Objective:
Check the listing below line by line and report how many lines hold "JSON", with no other words.

## BEGIN Working data

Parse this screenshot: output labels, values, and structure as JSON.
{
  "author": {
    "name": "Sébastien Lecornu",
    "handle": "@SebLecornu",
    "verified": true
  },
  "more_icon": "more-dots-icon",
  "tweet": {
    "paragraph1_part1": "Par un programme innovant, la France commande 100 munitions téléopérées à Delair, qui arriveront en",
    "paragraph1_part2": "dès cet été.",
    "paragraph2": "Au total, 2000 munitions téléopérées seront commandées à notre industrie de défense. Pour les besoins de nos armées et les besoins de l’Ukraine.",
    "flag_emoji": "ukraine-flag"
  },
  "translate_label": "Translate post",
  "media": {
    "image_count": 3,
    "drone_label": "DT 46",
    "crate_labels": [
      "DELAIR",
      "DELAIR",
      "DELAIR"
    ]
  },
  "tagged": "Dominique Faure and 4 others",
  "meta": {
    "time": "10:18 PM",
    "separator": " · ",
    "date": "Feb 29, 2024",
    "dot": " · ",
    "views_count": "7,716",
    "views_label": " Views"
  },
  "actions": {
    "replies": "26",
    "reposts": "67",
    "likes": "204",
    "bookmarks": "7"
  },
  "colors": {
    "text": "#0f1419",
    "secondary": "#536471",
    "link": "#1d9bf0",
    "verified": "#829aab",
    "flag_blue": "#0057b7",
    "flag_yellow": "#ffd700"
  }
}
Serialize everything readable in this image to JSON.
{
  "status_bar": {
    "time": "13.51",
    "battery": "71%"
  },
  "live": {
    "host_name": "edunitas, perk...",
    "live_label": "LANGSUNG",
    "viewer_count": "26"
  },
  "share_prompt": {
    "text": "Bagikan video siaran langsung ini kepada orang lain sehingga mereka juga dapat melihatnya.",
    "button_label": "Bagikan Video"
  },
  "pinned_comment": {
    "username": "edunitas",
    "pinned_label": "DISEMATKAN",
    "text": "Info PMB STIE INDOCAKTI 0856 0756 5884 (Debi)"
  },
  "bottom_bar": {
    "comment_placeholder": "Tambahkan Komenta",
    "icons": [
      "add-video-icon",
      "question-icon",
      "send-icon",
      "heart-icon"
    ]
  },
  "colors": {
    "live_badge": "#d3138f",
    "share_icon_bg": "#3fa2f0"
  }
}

## END Working data

Answer to this problem:
2